───── Source material

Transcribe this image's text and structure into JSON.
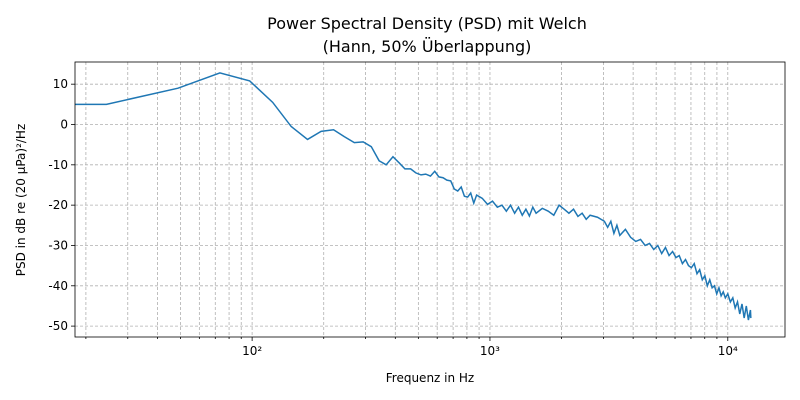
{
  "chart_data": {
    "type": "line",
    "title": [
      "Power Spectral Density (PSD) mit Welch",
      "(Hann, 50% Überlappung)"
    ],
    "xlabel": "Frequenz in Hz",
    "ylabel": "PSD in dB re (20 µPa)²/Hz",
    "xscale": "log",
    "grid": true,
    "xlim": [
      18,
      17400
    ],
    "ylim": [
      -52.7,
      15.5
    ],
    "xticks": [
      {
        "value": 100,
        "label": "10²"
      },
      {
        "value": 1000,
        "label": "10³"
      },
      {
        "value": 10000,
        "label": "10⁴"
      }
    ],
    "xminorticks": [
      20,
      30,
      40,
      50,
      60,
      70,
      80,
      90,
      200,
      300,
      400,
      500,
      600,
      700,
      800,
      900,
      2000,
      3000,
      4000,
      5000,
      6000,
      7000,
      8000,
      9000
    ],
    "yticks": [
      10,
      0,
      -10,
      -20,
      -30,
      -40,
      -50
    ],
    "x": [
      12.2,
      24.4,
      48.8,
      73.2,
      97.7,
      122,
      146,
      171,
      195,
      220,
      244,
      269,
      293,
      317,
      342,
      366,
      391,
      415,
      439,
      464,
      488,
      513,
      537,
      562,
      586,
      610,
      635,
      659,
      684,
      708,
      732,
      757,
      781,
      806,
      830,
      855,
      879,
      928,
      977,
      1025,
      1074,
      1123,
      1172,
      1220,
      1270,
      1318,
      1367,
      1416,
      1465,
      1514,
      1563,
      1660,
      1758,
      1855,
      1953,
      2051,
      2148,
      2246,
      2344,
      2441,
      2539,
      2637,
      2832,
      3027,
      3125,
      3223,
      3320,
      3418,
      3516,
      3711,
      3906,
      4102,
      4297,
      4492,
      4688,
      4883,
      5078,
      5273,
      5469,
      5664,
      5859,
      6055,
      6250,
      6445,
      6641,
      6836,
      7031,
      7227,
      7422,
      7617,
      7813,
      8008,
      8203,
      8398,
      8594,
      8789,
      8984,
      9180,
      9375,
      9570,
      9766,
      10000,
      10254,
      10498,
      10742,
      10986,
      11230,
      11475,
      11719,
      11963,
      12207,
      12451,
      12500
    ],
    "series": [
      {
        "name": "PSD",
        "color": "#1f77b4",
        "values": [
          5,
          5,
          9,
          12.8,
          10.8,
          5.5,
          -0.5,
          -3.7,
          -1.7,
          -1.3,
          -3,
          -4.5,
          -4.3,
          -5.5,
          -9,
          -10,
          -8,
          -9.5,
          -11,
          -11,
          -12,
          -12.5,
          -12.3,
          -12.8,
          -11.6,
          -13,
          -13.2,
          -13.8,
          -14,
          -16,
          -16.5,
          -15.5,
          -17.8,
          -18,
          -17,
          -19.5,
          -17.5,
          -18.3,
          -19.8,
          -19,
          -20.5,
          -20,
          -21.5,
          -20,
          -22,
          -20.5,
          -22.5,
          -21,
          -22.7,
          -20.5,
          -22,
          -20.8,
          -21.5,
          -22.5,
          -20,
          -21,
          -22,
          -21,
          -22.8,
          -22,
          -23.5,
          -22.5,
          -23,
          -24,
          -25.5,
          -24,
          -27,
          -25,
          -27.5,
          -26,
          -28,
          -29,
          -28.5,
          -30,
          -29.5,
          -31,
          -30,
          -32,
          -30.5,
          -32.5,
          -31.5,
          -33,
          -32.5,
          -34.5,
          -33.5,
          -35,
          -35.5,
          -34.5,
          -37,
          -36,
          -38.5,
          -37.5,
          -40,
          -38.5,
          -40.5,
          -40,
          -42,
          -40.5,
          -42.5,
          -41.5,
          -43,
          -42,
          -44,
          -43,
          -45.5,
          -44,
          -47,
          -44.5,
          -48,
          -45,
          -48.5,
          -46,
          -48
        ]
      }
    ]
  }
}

──────────

== The exercise ==
Quote all of the entries word for word, omitting any pictures.

== Answer ==
Transcribe this image's text and structure into JSON.
{
  "chart_data": {
    "type": "line",
    "title": [
      "Power Spectral Density (PSD) mit Welch",
      "(Hann, 50% Überlappung)"
    ],
    "xlabel": "Frequenz in Hz",
    "ylabel": "PSD in dB re (20 µPa)²/Hz",
    "xscale": "log",
    "grid": true,
    "xlim": [
      18,
      17400
    ],
    "ylim": [
      -52.7,
      15.5
    ],
    "xticks": [
      {
        "value": 100,
        "label": "10²"
      },
      {
        "value": 1000,
        "label": "10³"
      },
      {
        "value": 10000,
        "label": "10⁴"
      }
    ],
    "xminorticks": [
      20,
      30,
      40,
      50,
      60,
      70,
      80,
      90,
      200,
      300,
      400,
      500,
      600,
      700,
      800,
      900,
      2000,
      3000,
      4000,
      5000,
      6000,
      7000,
      8000,
      9000
    ],
    "yticks": [
      10,
      0,
      -10,
      -20,
      -30,
      -40,
      -50
    ],
    "x": [
      12.2,
      24.4,
      48.8,
      73.2,
      97.7,
      122,
      146,
      171,
      195,
      220,
      244,
      269,
      293,
      317,
      342,
      366,
      391,
      415,
      439,
      464,
      488,
      513,
      537,
      562,
      586,
      610,
      635,
      659,
      684,
      708,
      732,
      757,
      781,
      806,
      830,
      855,
      879,
      928,
      977,
      1025,
      1074,
      1123,
      1172,
      1220,
      1270,
      1318,
      1367,
      1416,
      1465,
      1514,
      1563,
      1660,
      1758,
      1855,
      1953,
      2051,
      2148,
      2246,
      2344,
      2441,
      2539,
      2637,
      2832,
      3027,
      3125,
      3223,
      3320,
      3418,
      3516,
      3711,
      3906,
      4102,
      4297,
      4492,
      4688,
      4883,
      5078,
      5273,
      5469,
      5664,
      5859,
      6055,
      6250,
      6445,
      6641,
      6836,
      7031,
      7227,
      7422,
      7617,
      7813,
      8008,
      8203,
      8398,
      8594,
      8789,
      8984,
      9180,
      9375,
      9570,
      9766,
      10000,
      10254,
      10498,
      10742,
      10986,
      11230,
      11475,
      11719,
      11963,
      12207,
      12451,
      12500
    ],
    "series": [
      {
        "name": "PSD",
        "color": "#1f77b4",
        "values": [
          5,
          5,
          9,
          12.8,
          10.8,
          5.5,
          -0.5,
          -3.7,
          -1.7,
          -1.3,
          -3,
          -4.5,
          -4.3,
          -5.5,
          -9,
          -10,
          -8,
          -9.5,
          -11,
          -11,
          -12,
          -12.5,
          -12.3,
          -12.8,
          -11.6,
          -13,
          -13.2,
          -13.8,
          -14,
          -16,
          -16.5,
          -15.5,
          -17.8,
          -18,
          -17,
          -19.5,
          -17.5,
          -18.3,
          -19.8,
          -19,
          -20.5,
          -20,
          -21.5,
          -20,
          -22,
          -20.5,
          -22.5,
          -21,
          -22.7,
          -20.5,
          -22,
          -20.8,
          -21.5,
          -22.5,
          -20,
          -21,
          -22,
          -21,
          -22.8,
          -22,
          -23.5,
          -22.5,
          -23,
          -24,
          -25.5,
          -24,
          -27,
          -25,
          -27.5,
          -26,
          -28,
          -29,
          -28.5,
          -30,
          -29.5,
          -31,
          -30,
          -32,
          -30.5,
          -32.5,
          -31.5,
          -33,
          -32.5,
          -34.5,
          -33.5,
          -35,
          -35.5,
          -34.5,
          -37,
          -36,
          -38.5,
          -37.5,
          -40,
          -38.5,
          -40.5,
          -40,
          -42,
          -40.5,
          -42.5,
          -41.5,
          -43,
          -42,
          -44,
          -43,
          -45.5,
          -44,
          -47,
          -44.5,
          -48,
          -45,
          -48.5,
          -46,
          -48
        ]
      }
    ]
  }
}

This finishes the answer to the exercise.